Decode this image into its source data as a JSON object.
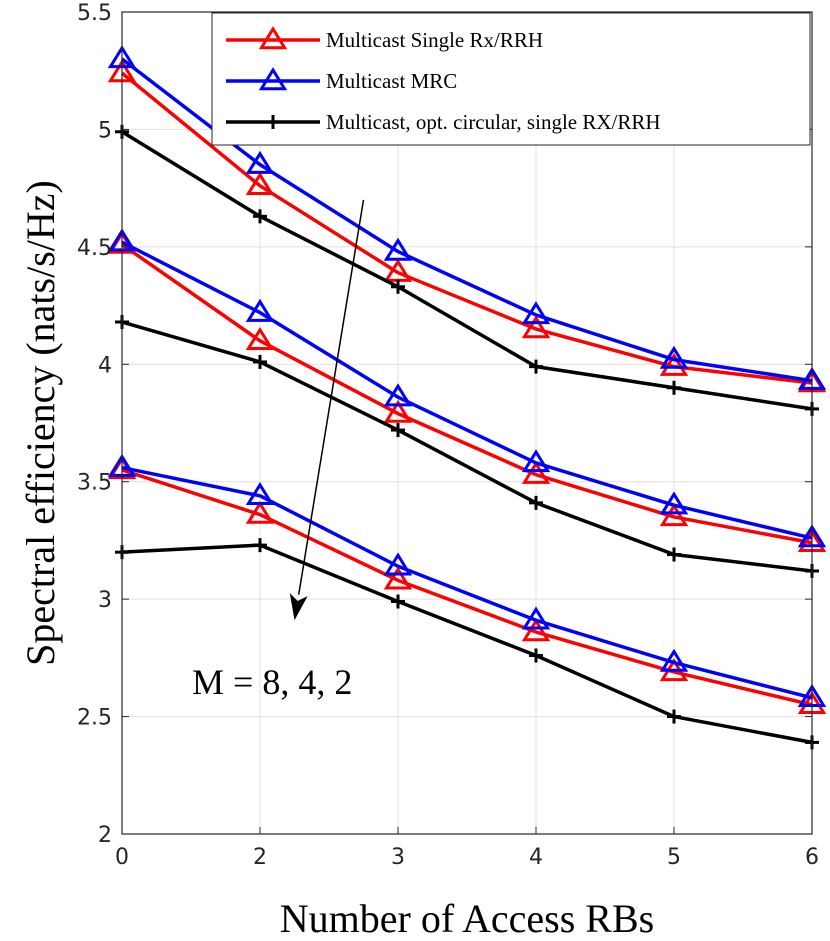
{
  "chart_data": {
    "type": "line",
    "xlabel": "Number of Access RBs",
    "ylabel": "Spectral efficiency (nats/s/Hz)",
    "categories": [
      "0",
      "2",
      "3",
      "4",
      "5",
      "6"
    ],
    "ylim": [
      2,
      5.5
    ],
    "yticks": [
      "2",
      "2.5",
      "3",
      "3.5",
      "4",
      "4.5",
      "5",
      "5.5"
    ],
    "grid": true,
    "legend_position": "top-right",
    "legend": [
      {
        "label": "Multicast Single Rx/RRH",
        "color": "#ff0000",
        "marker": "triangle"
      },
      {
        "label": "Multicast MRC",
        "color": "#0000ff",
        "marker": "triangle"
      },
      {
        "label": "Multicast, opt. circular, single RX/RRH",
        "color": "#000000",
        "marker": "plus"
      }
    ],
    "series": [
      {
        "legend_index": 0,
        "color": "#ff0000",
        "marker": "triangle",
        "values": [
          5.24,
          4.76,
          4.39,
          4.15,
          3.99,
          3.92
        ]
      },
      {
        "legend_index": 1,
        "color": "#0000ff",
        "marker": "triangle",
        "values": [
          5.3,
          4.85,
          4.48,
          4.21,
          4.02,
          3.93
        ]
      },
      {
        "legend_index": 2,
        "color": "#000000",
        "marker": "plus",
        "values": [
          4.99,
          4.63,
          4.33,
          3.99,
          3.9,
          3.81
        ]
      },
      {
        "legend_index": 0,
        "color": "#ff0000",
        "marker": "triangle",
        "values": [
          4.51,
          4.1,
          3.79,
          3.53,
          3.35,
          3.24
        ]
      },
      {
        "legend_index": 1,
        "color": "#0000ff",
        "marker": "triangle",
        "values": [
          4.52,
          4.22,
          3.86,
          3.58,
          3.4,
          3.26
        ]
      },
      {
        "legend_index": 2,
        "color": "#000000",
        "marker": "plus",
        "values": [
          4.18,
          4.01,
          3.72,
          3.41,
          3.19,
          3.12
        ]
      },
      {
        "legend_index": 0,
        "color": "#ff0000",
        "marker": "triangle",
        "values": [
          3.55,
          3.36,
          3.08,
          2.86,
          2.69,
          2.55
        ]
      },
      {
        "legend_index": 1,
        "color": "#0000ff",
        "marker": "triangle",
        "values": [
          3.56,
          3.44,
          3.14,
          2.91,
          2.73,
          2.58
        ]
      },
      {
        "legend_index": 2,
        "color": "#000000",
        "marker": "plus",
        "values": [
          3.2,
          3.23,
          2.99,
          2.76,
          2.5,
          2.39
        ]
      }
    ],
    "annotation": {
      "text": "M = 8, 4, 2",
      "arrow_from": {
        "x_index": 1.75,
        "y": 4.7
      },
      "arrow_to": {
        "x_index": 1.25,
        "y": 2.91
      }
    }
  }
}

--

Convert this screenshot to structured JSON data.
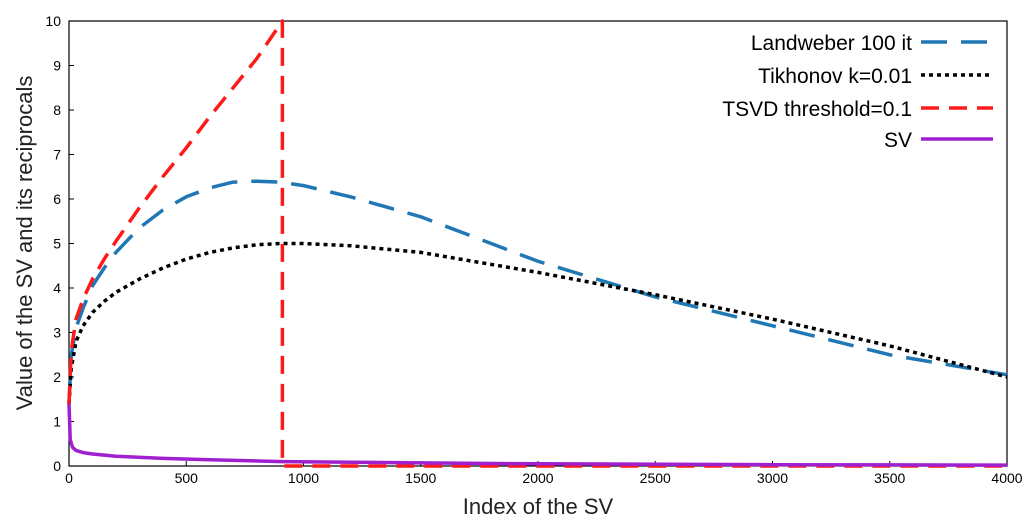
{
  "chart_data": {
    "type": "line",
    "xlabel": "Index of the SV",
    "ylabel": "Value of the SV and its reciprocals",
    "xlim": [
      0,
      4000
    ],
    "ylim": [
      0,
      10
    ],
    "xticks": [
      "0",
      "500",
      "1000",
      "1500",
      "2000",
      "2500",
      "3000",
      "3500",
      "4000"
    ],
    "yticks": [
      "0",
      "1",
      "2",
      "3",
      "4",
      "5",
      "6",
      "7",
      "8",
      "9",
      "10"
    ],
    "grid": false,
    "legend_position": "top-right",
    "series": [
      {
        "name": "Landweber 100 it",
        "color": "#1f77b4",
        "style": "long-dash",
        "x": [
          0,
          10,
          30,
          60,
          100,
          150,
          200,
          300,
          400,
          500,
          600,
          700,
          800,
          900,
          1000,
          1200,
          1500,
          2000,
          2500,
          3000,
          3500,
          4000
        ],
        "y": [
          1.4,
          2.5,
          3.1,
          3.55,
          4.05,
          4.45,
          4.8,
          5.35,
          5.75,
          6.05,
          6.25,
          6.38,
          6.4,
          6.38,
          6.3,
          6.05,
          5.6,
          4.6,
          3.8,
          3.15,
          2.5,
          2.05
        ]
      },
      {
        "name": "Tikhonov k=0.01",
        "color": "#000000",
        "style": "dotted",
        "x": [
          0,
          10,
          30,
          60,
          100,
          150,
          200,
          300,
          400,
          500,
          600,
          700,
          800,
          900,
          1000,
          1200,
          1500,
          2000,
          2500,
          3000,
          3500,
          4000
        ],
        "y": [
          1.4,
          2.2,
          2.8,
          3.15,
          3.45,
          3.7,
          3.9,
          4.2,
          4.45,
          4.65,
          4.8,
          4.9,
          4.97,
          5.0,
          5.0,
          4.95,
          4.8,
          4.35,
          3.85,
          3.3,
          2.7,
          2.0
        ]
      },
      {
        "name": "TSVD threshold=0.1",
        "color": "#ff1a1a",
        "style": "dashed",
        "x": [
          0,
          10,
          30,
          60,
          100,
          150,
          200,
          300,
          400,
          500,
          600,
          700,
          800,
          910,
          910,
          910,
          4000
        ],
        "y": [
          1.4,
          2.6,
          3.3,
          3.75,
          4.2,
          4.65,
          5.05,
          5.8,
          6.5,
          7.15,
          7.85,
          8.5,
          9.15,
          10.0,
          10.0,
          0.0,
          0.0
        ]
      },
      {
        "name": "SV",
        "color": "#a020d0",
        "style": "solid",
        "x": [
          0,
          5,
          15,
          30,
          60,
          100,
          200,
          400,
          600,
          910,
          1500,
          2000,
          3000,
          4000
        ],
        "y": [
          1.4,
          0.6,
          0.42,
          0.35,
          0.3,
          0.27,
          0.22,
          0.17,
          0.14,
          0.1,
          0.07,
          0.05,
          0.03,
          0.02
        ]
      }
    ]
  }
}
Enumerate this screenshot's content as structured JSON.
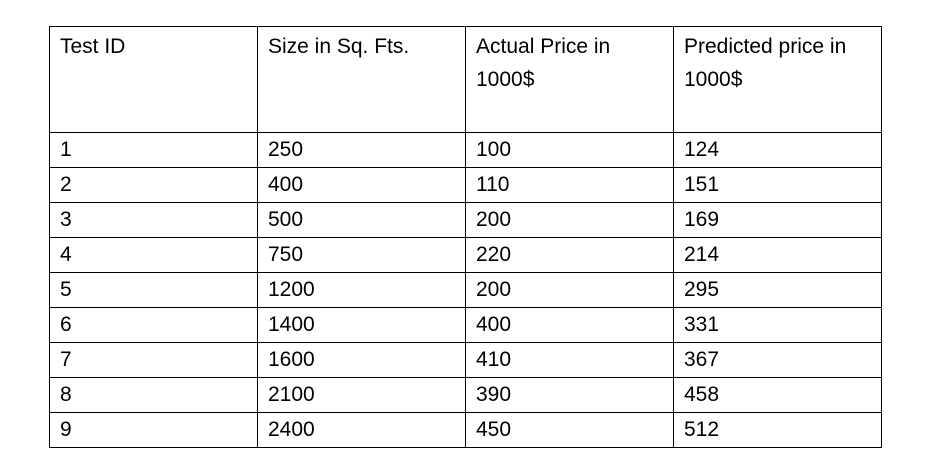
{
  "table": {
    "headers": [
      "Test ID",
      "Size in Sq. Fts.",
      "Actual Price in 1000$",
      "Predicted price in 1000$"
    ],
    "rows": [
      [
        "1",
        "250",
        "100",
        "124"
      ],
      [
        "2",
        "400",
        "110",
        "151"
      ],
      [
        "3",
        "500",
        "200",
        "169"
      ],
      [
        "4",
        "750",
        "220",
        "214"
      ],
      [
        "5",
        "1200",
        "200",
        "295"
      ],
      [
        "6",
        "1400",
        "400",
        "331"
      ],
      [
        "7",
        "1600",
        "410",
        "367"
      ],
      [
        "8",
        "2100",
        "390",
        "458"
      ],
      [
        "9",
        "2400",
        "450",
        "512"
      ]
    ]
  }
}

==

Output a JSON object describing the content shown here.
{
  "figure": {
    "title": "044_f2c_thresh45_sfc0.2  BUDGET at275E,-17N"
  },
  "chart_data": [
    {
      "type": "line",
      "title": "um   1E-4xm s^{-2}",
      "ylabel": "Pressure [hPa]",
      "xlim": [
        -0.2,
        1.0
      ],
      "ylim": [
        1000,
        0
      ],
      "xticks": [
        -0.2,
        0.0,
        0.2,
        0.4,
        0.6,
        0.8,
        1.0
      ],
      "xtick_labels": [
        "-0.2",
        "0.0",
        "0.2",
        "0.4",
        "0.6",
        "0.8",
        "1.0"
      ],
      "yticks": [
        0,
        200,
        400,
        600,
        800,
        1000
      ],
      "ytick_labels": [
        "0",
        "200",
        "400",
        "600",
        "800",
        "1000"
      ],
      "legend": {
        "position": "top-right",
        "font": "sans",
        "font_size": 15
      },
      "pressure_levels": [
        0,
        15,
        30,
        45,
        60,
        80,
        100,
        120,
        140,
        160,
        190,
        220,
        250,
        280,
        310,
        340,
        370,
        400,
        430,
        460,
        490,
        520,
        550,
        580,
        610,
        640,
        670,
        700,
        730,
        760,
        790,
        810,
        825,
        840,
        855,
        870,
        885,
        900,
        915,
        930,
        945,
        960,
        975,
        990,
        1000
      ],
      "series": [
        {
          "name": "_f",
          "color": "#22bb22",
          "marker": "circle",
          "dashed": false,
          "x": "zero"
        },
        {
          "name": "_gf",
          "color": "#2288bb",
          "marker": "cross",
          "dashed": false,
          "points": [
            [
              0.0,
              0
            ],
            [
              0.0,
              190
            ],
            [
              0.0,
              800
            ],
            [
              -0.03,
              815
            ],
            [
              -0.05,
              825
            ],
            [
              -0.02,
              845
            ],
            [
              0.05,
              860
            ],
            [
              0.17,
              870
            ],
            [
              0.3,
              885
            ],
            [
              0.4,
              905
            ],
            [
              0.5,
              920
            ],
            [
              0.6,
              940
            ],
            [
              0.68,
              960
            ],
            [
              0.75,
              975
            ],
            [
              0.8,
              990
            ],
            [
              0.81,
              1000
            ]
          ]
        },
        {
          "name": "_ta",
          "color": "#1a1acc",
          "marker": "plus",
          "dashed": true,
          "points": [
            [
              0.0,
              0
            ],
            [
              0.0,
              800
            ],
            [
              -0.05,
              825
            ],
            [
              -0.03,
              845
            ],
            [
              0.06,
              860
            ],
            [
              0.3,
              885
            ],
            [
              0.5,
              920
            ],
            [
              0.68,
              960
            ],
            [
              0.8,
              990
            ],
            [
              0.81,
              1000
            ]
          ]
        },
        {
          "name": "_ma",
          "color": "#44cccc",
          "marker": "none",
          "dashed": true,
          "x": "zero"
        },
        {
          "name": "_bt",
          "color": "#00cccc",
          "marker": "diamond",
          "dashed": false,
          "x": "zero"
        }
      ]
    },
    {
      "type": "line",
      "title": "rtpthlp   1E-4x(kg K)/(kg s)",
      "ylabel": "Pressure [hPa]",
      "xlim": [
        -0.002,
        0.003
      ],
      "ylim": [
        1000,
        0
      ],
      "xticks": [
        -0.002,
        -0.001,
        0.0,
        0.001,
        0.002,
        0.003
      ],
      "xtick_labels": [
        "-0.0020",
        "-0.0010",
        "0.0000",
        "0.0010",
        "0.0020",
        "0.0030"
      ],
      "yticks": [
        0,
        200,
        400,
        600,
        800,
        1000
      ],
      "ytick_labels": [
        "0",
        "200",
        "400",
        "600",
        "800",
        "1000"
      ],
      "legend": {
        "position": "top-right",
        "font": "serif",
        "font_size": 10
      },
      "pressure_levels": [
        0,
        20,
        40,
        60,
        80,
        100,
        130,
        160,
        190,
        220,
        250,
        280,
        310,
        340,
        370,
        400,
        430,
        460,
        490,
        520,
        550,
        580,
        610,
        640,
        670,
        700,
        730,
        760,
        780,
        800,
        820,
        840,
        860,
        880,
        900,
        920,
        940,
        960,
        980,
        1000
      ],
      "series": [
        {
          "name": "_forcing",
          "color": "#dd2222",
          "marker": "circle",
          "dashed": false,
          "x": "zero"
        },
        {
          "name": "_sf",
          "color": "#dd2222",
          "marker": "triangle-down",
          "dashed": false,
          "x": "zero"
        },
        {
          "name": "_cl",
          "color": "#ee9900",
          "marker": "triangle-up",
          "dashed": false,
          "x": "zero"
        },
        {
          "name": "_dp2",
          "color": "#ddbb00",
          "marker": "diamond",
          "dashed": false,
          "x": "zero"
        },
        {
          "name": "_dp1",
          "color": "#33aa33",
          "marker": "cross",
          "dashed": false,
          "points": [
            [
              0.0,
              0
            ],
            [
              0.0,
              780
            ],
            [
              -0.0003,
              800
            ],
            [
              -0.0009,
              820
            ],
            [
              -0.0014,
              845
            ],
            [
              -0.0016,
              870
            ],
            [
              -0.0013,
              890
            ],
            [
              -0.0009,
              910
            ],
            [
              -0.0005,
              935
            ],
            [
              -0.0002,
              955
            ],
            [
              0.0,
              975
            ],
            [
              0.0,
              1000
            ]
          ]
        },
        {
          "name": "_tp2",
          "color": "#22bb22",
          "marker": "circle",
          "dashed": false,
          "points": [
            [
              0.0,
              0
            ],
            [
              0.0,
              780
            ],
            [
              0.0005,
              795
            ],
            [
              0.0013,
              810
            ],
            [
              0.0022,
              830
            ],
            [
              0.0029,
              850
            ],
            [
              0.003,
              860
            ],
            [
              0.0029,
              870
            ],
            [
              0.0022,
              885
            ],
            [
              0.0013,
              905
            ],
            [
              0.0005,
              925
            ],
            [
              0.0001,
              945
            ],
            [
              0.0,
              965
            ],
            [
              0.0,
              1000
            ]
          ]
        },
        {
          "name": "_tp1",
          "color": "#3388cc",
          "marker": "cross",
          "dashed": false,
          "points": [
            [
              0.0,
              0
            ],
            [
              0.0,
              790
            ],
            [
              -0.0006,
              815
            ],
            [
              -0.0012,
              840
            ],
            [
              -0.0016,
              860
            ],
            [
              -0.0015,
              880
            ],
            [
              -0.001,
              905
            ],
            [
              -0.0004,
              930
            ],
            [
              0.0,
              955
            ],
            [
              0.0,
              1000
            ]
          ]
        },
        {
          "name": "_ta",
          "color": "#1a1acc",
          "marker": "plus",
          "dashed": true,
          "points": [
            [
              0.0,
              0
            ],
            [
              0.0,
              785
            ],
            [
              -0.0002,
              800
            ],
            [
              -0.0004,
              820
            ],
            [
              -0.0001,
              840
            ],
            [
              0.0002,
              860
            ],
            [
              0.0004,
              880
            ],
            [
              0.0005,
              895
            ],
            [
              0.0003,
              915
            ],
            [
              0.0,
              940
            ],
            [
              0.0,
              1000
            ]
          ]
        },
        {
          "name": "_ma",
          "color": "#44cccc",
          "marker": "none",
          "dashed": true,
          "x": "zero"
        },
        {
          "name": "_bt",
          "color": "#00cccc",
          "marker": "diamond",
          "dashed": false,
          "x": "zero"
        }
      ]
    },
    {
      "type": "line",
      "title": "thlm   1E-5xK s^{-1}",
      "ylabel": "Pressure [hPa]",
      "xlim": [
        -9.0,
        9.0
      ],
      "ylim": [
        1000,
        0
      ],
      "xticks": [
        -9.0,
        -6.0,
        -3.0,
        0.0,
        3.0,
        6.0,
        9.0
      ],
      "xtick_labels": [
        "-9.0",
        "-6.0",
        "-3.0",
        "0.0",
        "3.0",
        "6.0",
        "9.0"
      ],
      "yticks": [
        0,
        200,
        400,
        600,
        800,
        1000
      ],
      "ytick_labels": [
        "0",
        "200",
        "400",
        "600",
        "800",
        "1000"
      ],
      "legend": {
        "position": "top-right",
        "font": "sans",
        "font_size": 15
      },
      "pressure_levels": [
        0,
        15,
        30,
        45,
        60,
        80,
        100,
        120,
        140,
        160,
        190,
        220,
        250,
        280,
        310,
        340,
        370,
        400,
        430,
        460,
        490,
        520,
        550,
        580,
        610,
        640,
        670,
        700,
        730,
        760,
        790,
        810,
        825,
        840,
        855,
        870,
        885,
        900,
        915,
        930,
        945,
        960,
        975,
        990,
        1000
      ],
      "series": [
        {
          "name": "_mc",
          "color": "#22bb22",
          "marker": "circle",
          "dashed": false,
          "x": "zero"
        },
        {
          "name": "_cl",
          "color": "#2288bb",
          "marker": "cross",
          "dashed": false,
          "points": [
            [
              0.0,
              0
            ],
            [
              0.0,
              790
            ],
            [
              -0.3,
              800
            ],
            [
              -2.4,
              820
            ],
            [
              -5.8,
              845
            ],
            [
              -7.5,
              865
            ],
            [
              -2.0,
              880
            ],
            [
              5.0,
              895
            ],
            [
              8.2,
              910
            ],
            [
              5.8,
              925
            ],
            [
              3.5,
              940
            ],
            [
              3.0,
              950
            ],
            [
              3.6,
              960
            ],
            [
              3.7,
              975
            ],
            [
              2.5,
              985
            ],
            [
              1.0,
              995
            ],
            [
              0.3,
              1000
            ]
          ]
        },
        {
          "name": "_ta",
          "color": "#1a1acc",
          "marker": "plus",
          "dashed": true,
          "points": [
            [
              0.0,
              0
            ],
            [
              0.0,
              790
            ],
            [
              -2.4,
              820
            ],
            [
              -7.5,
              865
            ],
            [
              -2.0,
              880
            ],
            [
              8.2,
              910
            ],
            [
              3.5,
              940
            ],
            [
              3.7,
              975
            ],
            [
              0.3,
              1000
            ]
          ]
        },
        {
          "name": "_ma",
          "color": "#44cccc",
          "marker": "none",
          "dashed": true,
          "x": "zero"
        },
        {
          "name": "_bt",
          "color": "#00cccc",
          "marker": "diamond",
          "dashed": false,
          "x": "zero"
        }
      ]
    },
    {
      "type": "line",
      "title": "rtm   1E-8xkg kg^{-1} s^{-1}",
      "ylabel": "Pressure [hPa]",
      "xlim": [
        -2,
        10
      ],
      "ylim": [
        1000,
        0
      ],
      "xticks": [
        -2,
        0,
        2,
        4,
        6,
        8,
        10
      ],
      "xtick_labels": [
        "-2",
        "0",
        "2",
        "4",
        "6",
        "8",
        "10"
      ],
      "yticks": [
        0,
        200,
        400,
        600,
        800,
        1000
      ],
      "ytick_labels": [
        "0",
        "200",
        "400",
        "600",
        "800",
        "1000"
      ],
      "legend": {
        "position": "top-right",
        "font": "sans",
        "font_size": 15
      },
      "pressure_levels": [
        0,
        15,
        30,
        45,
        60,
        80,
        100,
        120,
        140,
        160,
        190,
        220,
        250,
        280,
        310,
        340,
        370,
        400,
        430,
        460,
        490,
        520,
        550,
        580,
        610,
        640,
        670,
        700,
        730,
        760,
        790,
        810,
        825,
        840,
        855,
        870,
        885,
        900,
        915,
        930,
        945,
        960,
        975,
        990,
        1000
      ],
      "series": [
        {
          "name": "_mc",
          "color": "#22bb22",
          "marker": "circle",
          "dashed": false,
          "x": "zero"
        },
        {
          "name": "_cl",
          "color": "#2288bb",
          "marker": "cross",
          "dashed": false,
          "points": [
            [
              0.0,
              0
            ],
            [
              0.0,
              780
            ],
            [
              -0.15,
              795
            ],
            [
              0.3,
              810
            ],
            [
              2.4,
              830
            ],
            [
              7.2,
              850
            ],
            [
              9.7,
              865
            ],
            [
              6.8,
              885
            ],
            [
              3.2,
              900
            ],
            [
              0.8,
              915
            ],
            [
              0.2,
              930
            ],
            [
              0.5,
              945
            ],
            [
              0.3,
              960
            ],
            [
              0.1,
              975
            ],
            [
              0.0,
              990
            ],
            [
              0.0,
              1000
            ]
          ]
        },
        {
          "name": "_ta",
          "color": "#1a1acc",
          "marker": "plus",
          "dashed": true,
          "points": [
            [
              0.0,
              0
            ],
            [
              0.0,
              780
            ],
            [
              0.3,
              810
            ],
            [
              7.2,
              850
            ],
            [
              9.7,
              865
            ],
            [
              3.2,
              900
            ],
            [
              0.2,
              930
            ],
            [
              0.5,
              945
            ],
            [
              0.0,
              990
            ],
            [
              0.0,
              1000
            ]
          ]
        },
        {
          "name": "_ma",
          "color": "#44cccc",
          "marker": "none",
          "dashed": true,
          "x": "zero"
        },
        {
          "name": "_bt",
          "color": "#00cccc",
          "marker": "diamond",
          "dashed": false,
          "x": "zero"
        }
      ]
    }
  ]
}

● Given exercise
Go through the listing above and return every line where the word "object" occurs.

● Written answer
Decode this image into its source data as a JSON object.
Output a JSON object describing the content shown here.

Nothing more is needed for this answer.